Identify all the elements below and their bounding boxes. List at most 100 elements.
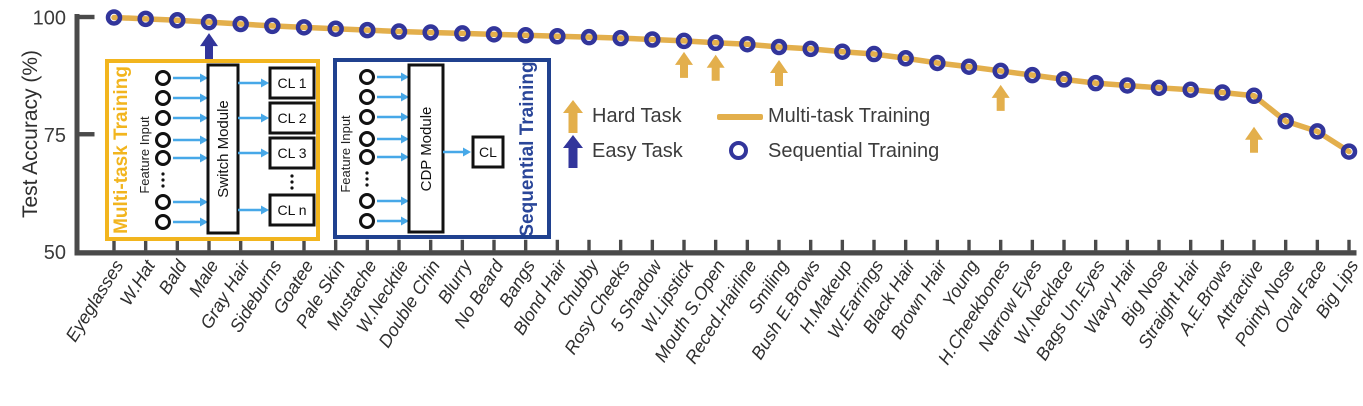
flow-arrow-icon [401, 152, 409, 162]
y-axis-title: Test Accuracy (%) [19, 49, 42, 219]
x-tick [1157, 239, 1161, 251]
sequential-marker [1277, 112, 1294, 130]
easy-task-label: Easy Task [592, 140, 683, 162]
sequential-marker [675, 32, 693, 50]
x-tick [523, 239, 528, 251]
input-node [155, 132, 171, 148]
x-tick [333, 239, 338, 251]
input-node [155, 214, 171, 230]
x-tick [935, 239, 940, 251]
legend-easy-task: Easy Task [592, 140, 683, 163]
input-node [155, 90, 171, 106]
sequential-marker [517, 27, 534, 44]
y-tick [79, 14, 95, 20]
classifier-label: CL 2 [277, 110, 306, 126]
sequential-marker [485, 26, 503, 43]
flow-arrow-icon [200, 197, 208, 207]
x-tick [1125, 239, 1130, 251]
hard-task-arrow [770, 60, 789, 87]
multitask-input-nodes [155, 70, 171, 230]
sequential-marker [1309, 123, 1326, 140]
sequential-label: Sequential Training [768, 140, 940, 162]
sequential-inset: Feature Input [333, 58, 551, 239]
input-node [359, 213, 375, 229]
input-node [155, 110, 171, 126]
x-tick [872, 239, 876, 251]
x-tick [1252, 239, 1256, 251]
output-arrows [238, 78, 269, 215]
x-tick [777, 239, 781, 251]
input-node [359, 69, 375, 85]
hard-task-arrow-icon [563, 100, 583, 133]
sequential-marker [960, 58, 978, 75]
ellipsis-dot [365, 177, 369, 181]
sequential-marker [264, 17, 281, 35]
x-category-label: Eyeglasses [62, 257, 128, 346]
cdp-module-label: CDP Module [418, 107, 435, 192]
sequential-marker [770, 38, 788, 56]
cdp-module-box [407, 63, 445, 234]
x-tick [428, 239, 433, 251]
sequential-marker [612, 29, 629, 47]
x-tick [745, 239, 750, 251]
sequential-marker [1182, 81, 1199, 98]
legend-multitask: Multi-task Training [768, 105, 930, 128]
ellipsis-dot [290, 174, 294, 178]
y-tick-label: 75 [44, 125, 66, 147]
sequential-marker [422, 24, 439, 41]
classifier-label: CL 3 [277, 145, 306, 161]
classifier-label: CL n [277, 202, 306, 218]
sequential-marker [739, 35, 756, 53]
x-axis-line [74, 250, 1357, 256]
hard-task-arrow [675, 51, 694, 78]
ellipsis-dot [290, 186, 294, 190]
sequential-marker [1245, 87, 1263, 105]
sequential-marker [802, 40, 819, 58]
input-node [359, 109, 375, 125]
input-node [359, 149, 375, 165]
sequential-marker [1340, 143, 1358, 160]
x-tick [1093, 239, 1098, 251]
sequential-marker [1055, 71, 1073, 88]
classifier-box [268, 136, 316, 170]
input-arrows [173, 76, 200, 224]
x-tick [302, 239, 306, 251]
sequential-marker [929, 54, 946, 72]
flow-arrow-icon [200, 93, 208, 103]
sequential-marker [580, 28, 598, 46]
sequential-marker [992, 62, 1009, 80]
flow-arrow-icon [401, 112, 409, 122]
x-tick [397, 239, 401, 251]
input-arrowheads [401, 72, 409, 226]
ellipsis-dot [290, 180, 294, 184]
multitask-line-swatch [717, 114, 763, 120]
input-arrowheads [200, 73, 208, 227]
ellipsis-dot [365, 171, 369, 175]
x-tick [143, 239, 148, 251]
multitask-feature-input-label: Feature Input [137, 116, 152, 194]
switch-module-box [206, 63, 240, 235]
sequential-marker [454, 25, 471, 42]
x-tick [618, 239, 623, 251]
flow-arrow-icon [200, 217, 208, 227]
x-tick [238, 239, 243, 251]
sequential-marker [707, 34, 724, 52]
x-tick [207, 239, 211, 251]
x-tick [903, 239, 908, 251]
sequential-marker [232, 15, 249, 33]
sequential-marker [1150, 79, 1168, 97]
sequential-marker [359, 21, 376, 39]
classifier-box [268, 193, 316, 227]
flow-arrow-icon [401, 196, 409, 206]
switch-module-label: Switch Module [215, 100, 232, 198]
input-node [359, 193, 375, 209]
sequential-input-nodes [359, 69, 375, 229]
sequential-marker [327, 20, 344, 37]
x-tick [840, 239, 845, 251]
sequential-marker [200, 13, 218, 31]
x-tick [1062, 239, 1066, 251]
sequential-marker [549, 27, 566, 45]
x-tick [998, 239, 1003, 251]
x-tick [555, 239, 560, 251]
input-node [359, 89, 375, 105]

■ ■ ■ ■

● Directions: Reproduce every line of the rows above verbatim, leaving the pictures out of your answer.

● Completed exercise:
Identify all the elements below and their bounding boxes. List at most 100 elements.
flow-arrow-icon [401, 152, 409, 162]
y-axis-title: Test Accuracy (%) [19, 49, 42, 219]
x-tick [1157, 239, 1161, 251]
sequential-marker [1277, 112, 1294, 130]
easy-task-label: Easy Task [592, 140, 683, 162]
sequential-marker [675, 32, 693, 50]
x-tick [523, 239, 528, 251]
input-node [155, 132, 171, 148]
x-tick [333, 239, 338, 251]
input-node [155, 214, 171, 230]
x-tick [935, 239, 940, 251]
legend-easy-task: Easy Task [592, 140, 683, 163]
input-node [155, 90, 171, 106]
sequential-marker [517, 27, 534, 44]
y-tick [79, 14, 95, 20]
classifier-label: CL 2 [277, 110, 306, 126]
sequential-marker [485, 26, 503, 43]
flow-arrow-icon [200, 197, 208, 207]
x-tick [1125, 239, 1130, 251]
hard-task-arrow [770, 60, 789, 87]
multitask-input-nodes [155, 70, 171, 230]
sequential-marker [1309, 123, 1326, 140]
sequential-label: Sequential Training [768, 140, 940, 162]
sequential-inset: Feature Input [333, 58, 551, 239]
input-node [359, 213, 375, 229]
input-node [155, 110, 171, 126]
x-tick [872, 239, 876, 251]
x-tick [1252, 239, 1256, 251]
output-arrows [238, 78, 269, 215]
x-tick [777, 239, 781, 251]
input-node [359, 69, 375, 85]
hard-task-arrow-icon [563, 100, 583, 133]
sequential-marker [960, 58, 978, 75]
ellipsis-dot [365, 177, 369, 181]
sequential-marker [264, 17, 281, 35]
x-category-label: Eyeglasses [62, 257, 128, 346]
cdp-module-label: CDP Module [418, 107, 435, 192]
sequential-marker [770, 38, 788, 56]
cdp-module-box [407, 63, 445, 234]
x-tick [428, 239, 433, 251]
sequential-marker [612, 29, 629, 47]
x-tick [745, 239, 750, 251]
sequential-marker [1182, 81, 1199, 98]
legend-multitask: Multi-task Training [768, 105, 930, 128]
ellipsis-dot [290, 174, 294, 178]
y-tick-label: 75 [44, 125, 66, 147]
sequential-marker [422, 24, 439, 41]
classifier-label: CL 3 [277, 145, 306, 161]
classifier-label: CL n [277, 202, 306, 218]
sequential-marker [739, 35, 756, 53]
x-axis-line [74, 250, 1357, 256]
hard-task-arrow [675, 51, 694, 78]
ellipsis-dot [290, 186, 294, 190]
sequential-marker [1245, 87, 1263, 105]
sequential-marker [802, 40, 819, 58]
input-node [359, 109, 375, 125]
input-node [359, 149, 375, 165]
sequential-marker [1340, 143, 1358, 160]
x-tick [1093, 239, 1098, 251]
sequential-marker [1055, 71, 1073, 88]
classifier-box [268, 136, 316, 170]
input-arrows [173, 76, 200, 224]
x-tick [302, 239, 306, 251]
sequential-marker [929, 54, 946, 72]
flow-arrow-icon [200, 93, 208, 103]
sequential-marker [580, 28, 598, 46]
sequential-marker [992, 62, 1009, 80]
flow-arrow-icon [401, 112, 409, 122]
x-tick [397, 239, 401, 251]
input-arrowheads [401, 72, 409, 226]
ellipsis-dot [290, 180, 294, 184]
multitask-line-swatch [717, 114, 763, 120]
input-arrowheads [200, 73, 208, 227]
ellipsis-dot [365, 171, 369, 175]
x-tick [143, 239, 148, 251]
multitask-feature-input-label: Feature Input [137, 116, 152, 194]
switch-module-box [206, 63, 240, 235]
sequential-marker [454, 25, 471, 42]
x-tick [618, 239, 623, 251]
flow-arrow-icon [200, 217, 208, 227]
x-tick [238, 239, 243, 251]
sequential-marker [707, 34, 724, 52]
x-tick [207, 239, 211, 251]
x-tick [903, 239, 908, 251]
sequential-marker [232, 15, 249, 33]
sequential-marker [1150, 79, 1168, 97]
sequential-marker [359, 21, 376, 39]
classifier-box [268, 193, 316, 227]
flow-arrow-icon [401, 196, 409, 206]
switch-module-label: Switch Module [215, 100, 232, 198]
input-node [359, 193, 375, 209]
sequential-input-nodes [359, 69, 375, 229]
sequential-marker [327, 20, 344, 37]
x-tick [840, 239, 845, 251]
sequential-marker [200, 13, 218, 31]
x-tick [1062, 239, 1066, 251]
sequential-marker [549, 27, 566, 45]
x-tick [998, 239, 1003, 251]
x-tick [555, 239, 560, 251]
input-node [359, 89, 375, 105]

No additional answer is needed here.